START RECORDS SHOWN
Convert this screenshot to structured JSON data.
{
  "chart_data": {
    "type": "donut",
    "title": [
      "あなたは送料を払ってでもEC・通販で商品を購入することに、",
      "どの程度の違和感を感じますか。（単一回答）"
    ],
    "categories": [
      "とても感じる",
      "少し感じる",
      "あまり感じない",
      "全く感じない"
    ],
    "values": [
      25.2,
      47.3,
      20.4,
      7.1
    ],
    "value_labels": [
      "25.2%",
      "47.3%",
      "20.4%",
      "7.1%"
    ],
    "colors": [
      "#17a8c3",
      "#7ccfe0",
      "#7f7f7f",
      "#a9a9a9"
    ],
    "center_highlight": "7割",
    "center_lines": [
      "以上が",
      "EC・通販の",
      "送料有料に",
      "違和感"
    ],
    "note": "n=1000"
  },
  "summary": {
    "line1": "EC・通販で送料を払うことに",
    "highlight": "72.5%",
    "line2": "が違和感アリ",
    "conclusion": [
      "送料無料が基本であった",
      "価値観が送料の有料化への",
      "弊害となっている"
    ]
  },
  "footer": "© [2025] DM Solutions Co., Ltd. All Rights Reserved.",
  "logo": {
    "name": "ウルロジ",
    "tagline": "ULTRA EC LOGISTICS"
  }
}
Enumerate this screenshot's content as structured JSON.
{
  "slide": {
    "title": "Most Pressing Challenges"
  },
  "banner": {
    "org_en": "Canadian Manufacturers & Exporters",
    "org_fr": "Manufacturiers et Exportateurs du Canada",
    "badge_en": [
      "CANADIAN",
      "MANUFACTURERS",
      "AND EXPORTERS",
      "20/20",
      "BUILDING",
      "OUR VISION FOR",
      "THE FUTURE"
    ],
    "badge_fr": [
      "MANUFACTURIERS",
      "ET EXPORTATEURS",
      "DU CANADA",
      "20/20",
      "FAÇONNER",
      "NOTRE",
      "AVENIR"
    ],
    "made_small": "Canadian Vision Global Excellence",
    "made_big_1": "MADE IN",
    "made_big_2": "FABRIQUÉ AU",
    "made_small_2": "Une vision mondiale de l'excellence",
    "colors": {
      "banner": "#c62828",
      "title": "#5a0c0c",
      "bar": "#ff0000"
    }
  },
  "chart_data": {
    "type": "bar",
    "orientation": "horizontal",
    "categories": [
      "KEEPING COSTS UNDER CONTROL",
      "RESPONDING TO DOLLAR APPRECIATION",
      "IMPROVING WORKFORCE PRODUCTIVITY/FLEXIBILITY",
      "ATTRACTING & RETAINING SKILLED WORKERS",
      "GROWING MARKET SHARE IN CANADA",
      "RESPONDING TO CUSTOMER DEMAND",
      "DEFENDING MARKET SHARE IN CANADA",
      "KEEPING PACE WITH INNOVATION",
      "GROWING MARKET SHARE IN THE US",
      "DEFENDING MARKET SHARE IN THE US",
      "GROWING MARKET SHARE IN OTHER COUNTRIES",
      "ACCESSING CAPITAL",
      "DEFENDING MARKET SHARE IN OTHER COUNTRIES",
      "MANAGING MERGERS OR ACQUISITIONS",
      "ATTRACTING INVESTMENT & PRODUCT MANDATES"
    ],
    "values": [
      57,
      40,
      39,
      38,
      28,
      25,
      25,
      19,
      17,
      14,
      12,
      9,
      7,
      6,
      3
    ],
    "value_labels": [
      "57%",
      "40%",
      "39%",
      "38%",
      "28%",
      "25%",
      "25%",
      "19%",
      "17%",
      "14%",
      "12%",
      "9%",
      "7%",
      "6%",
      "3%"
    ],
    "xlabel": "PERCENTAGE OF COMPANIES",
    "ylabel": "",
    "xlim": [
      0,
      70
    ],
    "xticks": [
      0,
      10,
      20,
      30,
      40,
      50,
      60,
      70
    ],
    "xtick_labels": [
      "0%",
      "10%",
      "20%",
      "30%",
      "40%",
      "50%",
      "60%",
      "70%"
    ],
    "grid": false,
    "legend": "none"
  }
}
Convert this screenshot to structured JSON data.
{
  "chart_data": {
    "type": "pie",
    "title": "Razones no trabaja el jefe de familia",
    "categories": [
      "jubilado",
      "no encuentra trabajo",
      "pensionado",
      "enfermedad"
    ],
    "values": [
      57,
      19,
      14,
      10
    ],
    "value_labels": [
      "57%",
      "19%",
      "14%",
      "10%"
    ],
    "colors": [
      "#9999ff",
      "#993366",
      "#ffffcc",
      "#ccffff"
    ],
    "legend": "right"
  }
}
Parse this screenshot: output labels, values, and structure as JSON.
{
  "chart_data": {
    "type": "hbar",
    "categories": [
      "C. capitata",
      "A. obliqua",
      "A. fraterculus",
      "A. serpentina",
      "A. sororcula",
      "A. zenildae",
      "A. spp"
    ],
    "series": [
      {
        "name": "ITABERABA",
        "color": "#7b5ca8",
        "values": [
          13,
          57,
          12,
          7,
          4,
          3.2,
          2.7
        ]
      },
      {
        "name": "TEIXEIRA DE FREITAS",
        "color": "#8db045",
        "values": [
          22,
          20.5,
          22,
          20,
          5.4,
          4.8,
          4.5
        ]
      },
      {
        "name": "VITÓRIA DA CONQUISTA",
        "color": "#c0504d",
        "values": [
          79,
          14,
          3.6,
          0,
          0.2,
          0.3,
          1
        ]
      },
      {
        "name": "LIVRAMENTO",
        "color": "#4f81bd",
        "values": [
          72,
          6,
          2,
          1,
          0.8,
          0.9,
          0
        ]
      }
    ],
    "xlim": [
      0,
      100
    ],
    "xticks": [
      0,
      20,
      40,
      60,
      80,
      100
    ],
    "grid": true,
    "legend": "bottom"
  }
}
END RECORDS SHOWN
▶ [SET EXERCISE]
Look through the entries above; copy each line where the string "this" appears.

▶ [WRITTEN ANSWER]
Convert this screenshot to structured JSON data.
Enumerate this screenshot's content as structured JSON.
Convert this screenshot to structured JSON data.
Parse this screenshot: output labels, values, and structure as JSON.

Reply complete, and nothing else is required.